┌─ PROVIDED DATA

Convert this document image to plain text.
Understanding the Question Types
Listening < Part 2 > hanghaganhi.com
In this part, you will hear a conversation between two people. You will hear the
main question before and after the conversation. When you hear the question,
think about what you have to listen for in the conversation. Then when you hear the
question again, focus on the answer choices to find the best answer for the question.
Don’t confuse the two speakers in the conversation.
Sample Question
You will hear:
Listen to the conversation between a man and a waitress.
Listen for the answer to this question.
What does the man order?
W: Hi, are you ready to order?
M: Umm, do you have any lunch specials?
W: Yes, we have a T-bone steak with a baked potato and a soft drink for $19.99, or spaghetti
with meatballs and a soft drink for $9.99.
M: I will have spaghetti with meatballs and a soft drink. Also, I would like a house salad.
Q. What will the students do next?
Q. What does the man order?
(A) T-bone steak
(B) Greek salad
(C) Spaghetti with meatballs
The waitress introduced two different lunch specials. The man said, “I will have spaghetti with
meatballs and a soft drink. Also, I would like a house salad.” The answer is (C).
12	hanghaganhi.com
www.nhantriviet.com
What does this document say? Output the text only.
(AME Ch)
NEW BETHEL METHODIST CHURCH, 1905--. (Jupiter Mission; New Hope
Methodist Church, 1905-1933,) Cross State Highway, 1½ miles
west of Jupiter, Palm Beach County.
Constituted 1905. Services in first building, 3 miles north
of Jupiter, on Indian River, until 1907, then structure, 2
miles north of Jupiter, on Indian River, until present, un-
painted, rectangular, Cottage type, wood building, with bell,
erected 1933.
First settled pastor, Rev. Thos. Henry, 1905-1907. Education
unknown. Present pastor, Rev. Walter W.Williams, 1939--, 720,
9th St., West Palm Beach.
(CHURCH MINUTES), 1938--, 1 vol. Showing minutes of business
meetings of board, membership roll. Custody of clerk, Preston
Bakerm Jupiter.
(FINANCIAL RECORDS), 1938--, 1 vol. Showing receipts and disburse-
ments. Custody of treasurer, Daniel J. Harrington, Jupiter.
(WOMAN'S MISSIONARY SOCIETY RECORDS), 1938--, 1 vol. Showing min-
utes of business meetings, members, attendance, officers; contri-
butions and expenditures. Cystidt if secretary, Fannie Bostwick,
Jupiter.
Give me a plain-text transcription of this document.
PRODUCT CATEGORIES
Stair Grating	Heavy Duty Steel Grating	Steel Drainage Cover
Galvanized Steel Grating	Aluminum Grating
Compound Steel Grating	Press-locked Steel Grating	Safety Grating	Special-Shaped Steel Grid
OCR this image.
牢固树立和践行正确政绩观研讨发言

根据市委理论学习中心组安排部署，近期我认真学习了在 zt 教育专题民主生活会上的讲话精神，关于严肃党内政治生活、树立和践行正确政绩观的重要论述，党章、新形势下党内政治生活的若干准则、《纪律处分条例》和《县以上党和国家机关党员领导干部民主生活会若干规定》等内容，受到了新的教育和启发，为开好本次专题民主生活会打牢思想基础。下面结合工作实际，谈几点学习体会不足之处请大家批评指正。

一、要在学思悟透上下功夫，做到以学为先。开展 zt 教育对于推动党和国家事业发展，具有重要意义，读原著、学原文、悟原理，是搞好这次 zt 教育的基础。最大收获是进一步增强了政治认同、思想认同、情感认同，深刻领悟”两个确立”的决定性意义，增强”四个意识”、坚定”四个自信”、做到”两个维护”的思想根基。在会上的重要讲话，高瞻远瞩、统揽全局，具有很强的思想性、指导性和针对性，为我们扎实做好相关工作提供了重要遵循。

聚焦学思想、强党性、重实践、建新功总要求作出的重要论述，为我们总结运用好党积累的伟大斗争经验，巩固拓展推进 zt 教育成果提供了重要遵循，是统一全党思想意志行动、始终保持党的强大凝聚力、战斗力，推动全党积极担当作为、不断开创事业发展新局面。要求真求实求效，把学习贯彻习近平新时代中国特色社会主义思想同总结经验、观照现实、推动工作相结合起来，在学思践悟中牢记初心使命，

└─

Copy out the whole listing exactly; please set it all down.

Convert this document image to plain text.
Understanding the Question Types
Listening < Part 2 > hanghaganhi.com
In this part, you will hear a conversation between two people. You will hear the
main question before and after the conversation. When you hear the question,
think about what you have to listen for in the conversation. Then when you hear the
question again, focus on the answer choices to find the best answer for the question.
Don’t confuse the two speakers in the conversation.
Sample Question
You will hear:
Listen to the conversation between a man and a waitress.
Listen for the answer to this question.
What does the man order?
W: Hi, are you ready to order?
M: Umm, do you have any lunch specials?
W: Yes, we have a T-bone steak with a baked potato and a soft drink for $19.99, or spaghetti
with meatballs and a soft drink for $9.99.
M: I will have spaghetti with meatballs and a soft drink. Also, I would like a house salad.
Q. What will the students do next?
Q. What does the man order?
(A) T-bone steak
(B) Greek salad
(C) Spaghetti with meatballs
The waitress introduced two different lunch specials. The man said, “I will have spaghetti with
meatballs and a soft drink. Also, I would like a house salad.” The answer is (C).
12	hanghaganhi.com
www.nhantriviet.com
What does this document say? Output the text only.
(AME Ch)
NEW BETHEL METHODIST CHURCH, 1905--. (Jupiter Mission; New Hope
Methodist Church, 1905-1933,) Cross State Highway, 1½ miles
west of Jupiter, Palm Beach County.
Constituted 1905. Services in first building, 3 miles north
of Jupiter, on Indian River, until 1907, then structure, 2
miles north of Jupiter, on Indian River, until present, un-
painted, rectangular, Cottage type, wood building, with bell,
erected 1933.
First settled pastor, Rev. Thos. Henry, 1905-1907. Education
unknown. Present pastor, Rev. Walter W.Williams, 1939--, 720,
9th St., West Palm Beach.
(CHURCH MINUTES), 1938--, 1 vol. Showing minutes of business
meetings of board, membership roll. Custody of clerk, Preston
Bakerm Jupiter.
(FINANCIAL RECORDS), 1938--, 1 vol. Showing receipts and disburse-
ments. Custody of treasurer, Daniel J. Harrington, Jupiter.
(WOMAN'S MISSIONARY SOCIETY RECORDS), 1938--, 1 vol. Showing min-
utes of business meetings, members, attendance, officers; contri-
butions and expenditures. Cystidt if secretary, Fannie Bostwick,
Jupiter.
Give me a plain-text transcription of this document.
PRODUCT CATEGORIES
Stair Grating	Heavy Duty Steel Grating	Steel Drainage Cover
Galvanized Steel Grating	Aluminum Grating
Compound Steel Grating	Press-locked Steel Grating	Safety Grating	Special-Shaped Steel Grid
OCR this image.
牢固树立和践行正确政绩观研讨发言

根据市委理论学习中心组安排部署，近期我认真学习了在 zt 教育专题民主生活会上的讲话精神，关于严肃党内政治生活、树立和践行正确政绩观的重要论述，党章、新形势下党内政治生活的若干准则、《纪律处分条例》和《县以上党和国家机关党员领导干部民主生活会若干规定》等内容，受到了新的教育和启发，为开好本次专题民主生活会打牢思想基础。下面结合工作实际，谈几点学习体会不足之处请大家批评指正。

一、要在学思悟透上下功夫，做到以学为先。开展 zt 教育对于推动党和国家事业发展，具有重要意义，读原著、学原文、悟原理，是搞好这次 zt 教育的基础。最大收获是进一步增强了政治认同、思想认同、情感认同，深刻领悟”两个确立”的决定性意义，增强”四个意识”、坚定”四个自信”、做到”两个维护”的思想根基。在会上的重要讲话，高瞻远瞩、统揽全局，具有很强的思想性、指导性和针对性，为我们扎实做好相关工作提供了重要遵循。

聚焦学思想、强党性、重实践、建新功总要求作出的重要论述，为我们总结运用好党积累的伟大斗争经验，巩固拓展推进 zt 教育成果提供了重要遵循，是统一全党思想意志行动、始终保持党的强大凝聚力、战斗力，推动全党积极担当作为、不断开创事业发展新局面。要求真求实求效，把学习贯彻习近平新时代中国特色社会主义思想同总结经验、观照现实、推动工作相结合起来，在学思践悟中牢记初心使命，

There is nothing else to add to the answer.